[Start Recorded data]

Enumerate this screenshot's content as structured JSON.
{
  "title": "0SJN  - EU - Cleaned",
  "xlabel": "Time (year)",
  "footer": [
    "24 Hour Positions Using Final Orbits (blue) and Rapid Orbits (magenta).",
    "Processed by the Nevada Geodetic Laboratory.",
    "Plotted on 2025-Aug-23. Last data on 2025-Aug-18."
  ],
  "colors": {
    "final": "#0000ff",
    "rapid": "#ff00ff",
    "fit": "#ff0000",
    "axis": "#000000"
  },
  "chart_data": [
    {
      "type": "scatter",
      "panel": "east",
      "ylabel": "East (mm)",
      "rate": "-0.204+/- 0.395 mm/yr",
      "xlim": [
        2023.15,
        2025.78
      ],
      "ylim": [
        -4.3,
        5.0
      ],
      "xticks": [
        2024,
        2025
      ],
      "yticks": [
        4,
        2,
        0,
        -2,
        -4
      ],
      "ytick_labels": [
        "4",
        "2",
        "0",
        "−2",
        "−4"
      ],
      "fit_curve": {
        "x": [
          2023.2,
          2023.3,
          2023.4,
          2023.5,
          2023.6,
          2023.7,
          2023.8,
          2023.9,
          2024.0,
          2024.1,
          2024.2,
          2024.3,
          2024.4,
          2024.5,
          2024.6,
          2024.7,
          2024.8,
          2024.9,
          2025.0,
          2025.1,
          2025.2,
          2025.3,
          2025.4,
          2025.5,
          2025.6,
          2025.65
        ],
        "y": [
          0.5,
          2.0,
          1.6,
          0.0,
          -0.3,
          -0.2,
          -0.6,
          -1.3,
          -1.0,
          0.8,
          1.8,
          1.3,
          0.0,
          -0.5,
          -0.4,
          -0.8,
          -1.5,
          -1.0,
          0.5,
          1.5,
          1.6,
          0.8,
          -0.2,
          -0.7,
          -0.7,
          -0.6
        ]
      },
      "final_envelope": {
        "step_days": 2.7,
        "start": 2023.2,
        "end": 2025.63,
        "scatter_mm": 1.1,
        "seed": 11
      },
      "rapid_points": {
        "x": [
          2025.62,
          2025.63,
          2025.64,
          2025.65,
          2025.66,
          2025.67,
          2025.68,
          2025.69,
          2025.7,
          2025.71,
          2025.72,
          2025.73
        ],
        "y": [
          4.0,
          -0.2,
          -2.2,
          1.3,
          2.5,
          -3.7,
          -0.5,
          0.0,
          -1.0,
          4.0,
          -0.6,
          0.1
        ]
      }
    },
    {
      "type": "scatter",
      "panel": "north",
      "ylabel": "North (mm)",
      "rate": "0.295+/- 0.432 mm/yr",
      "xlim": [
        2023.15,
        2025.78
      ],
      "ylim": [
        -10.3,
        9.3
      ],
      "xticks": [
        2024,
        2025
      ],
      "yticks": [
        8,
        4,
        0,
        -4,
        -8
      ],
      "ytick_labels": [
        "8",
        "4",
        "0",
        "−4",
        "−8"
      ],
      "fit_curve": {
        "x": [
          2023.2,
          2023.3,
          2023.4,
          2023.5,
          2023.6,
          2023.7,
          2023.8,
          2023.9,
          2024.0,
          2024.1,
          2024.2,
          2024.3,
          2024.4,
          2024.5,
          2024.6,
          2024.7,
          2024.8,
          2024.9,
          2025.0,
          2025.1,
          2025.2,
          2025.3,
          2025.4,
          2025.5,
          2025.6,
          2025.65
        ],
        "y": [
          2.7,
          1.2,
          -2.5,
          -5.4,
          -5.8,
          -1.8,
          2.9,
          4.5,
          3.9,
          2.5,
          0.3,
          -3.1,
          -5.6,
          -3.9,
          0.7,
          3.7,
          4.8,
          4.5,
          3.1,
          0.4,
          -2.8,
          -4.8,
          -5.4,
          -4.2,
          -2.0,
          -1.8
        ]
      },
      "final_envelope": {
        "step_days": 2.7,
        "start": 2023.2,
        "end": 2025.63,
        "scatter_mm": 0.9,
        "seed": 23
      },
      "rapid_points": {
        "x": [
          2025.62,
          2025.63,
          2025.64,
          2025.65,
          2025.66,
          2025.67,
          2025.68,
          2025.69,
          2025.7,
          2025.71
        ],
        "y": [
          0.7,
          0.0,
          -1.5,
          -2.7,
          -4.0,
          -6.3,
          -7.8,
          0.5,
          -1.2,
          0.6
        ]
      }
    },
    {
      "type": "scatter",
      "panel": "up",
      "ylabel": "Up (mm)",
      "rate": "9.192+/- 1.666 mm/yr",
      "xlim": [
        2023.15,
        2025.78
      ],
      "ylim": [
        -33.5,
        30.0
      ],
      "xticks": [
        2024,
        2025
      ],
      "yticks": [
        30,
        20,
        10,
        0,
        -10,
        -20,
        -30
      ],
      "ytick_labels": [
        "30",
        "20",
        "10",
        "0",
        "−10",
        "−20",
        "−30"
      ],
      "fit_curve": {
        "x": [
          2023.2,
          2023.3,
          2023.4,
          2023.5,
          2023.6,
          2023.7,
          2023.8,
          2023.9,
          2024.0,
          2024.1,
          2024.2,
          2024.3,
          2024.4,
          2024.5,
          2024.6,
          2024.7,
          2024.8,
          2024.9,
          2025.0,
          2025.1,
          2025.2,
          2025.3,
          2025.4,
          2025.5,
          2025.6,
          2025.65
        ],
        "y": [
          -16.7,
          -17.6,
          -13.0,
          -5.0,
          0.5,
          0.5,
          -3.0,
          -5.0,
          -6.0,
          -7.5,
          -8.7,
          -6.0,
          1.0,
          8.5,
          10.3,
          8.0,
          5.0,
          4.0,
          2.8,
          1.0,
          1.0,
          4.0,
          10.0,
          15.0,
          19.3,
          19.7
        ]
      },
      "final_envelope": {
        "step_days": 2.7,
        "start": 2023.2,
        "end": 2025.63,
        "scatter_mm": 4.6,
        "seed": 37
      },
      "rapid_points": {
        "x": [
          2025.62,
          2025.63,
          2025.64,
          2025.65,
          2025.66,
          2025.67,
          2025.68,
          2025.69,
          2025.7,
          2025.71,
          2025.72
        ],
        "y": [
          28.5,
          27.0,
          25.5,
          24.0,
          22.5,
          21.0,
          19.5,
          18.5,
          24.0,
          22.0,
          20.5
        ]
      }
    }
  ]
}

[End Recorded data]

__Your goal__: Every record above needs to be repeated word for word.

__Written response__:
Enumerate this screenshot's content as structured JSON.
{
  "title": "0SJN  - EU - Cleaned",
  "xlabel": "Time (year)",
  "footer": [
    "24 Hour Positions Using Final Orbits (blue) and Rapid Orbits (magenta).",
    "Processed by the Nevada Geodetic Laboratory.",
    "Plotted on 2025-Aug-23. Last data on 2025-Aug-18."
  ],
  "colors": {
    "final": "#0000ff",
    "rapid": "#ff00ff",
    "fit": "#ff0000",
    "axis": "#000000"
  },
  "chart_data": [
    {
      "type": "scatter",
      "panel": "east",
      "ylabel": "East (mm)",
      "rate": "-0.204+/- 0.395 mm/yr",
      "xlim": [
        2023.15,
        2025.78
      ],
      "ylim": [
        -4.3,
        5.0
      ],
      "xticks": [
        2024,
        2025
      ],
      "yticks": [
        4,
        2,
        0,
        -2,
        -4
      ],
      "ytick_labels": [
        "4",
        "2",
        "0",
        "−2",
        "−4"
      ],
      "fit_curve": {
        "x": [
          2023.2,
          2023.3,
          2023.4,
          2023.5,
          2023.6,
          2023.7,
          2023.8,
          2023.9,
          2024.0,
          2024.1,
          2024.2,
          2024.3,
          2024.4,
          2024.5,
          2024.6,
          2024.7,
          2024.8,
          2024.9,
          2025.0,
          2025.1,
          2025.2,
          2025.3,
          2025.4,
          2025.5,
          2025.6,
          2025.65
        ],
        "y": [
          0.5,
          2.0,
          1.6,
          0.0,
          -0.3,
          -0.2,
          -0.6,
          -1.3,
          -1.0,
          0.8,
          1.8,
          1.3,
          0.0,
          -0.5,
          -0.4,
          -0.8,
          -1.5,
          -1.0,
          0.5,
          1.5,
          1.6,
          0.8,
          -0.2,
          -0.7,
          -0.7,
          -0.6
        ]
      },
      "final_envelope": {
        "step_days": 2.7,
        "start": 2023.2,
        "end": 2025.63,
        "scatter_mm": 1.1,
        "seed": 11
      },
      "rapid_points": {
        "x": [
          2025.62,
          2025.63,
          2025.64,
          2025.65,
          2025.66,
          2025.67,
          2025.68,
          2025.69,
          2025.7,
          2025.71,
          2025.72,
          2025.73
        ],
        "y": [
          4.0,
          -0.2,
          -2.2,
          1.3,
          2.5,
          -3.7,
          -0.5,
          0.0,
          -1.0,
          4.0,
          -0.6,
          0.1
        ]
      }
    },
    {
      "type": "scatter",
      "panel": "north",
      "ylabel": "North (mm)",
      "rate": "0.295+/- 0.432 mm/yr",
      "xlim": [
        2023.15,
        2025.78
      ],
      "ylim": [
        -10.3,
        9.3
      ],
      "xticks": [
        2024,
        2025
      ],
      "yticks": [
        8,
        4,
        0,
        -4,
        -8
      ],
      "ytick_labels": [
        "8",
        "4",
        "0",
        "−4",
        "−8"
      ],
      "fit_curve": {
        "x": [
          2023.2,
          2023.3,
          2023.4,
          2023.5,
          2023.6,
          2023.7,
          2023.8,
          2023.9,
          2024.0,
          2024.1,
          2024.2,
          2024.3,
          2024.4,
          2024.5,
          2024.6,
          2024.7,
          2024.8,
          2024.9,
          2025.0,
          2025.1,
          2025.2,
          2025.3,
          2025.4,
          2025.5,
          2025.6,
          2025.65
        ],
        "y": [
          2.7,
          1.2,
          -2.5,
          -5.4,
          -5.8,
          -1.8,
          2.9,
          4.5,
          3.9,
          2.5,
          0.3,
          -3.1,
          -5.6,
          -3.9,
          0.7,
          3.7,
          4.8,
          4.5,
          3.1,
          0.4,
          -2.8,
          -4.8,
          -5.4,
          -4.2,
          -2.0,
          -1.8
        ]
      },
      "final_envelope": {
        "step_days": 2.7,
        "start": 2023.2,
        "end": 2025.63,
        "scatter_mm": 0.9,
        "seed": 23
      },
      "rapid_points": {
        "x": [
          2025.62,
          2025.63,
          2025.64,
          2025.65,
          2025.66,
          2025.67,
          2025.68,
          2025.69,
          2025.7,
          2025.71
        ],
        "y": [
          0.7,
          0.0,
          -1.5,
          -2.7,
          -4.0,
          -6.3,
          -7.8,
          0.5,
          -1.2,
          0.6
        ]
      }
    },
    {
      "type": "scatter",
      "panel": "up",
      "ylabel": "Up (mm)",
      "rate": "9.192+/- 1.666 mm/yr",
      "xlim": [
        2023.15,
        2025.78
      ],
      "ylim": [
        -33.5,
        30.0
      ],
      "xticks": [
        2024,
        2025
      ],
      "yticks": [
        30,
        20,
        10,
        0,
        -10,
        -20,
        -30
      ],
      "ytick_labels": [
        "30",
        "20",
        "10",
        "0",
        "−10",
        "−20",
        "−30"
      ],
      "fit_curve": {
        "x": [
          2023.2,
          2023.3,
          2023.4,
          2023.5,
          2023.6,
          2023.7,
          2023.8,
          2023.9,
          2024.0,
          2024.1,
          2024.2,
          2024.3,
          2024.4,
          2024.5,
          2024.6,
          2024.7,
          2024.8,
          2024.9,
          2025.0,
          2025.1,
          2025.2,
          2025.3,
          2025.4,
          2025.5,
          2025.6,
          2025.65
        ],
        "y": [
          -16.7,
          -17.6,
          -13.0,
          -5.0,
          0.5,
          0.5,
          -3.0,
          -5.0,
          -6.0,
          -7.5,
          -8.7,
          -6.0,
          1.0,
          8.5,
          10.3,
          8.0,
          5.0,
          4.0,
          2.8,
          1.0,
          1.0,
          4.0,
          10.0,
          15.0,
          19.3,
          19.7
        ]
      },
      "final_envelope": {
        "step_days": 2.7,
        "start": 2023.2,
        "end": 2025.63,
        "scatter_mm": 4.6,
        "seed": 37
      },
      "rapid_points": {
        "x": [
          2025.62,
          2025.63,
          2025.64,
          2025.65,
          2025.66,
          2025.67,
          2025.68,
          2025.69,
          2025.7,
          2025.71,
          2025.72
        ],
        "y": [
          28.5,
          27.0,
          25.5,
          24.0,
          22.5,
          21.0,
          19.5,
          18.5,
          24.0,
          22.0,
          20.5
        ]
      }
    }
  ]
}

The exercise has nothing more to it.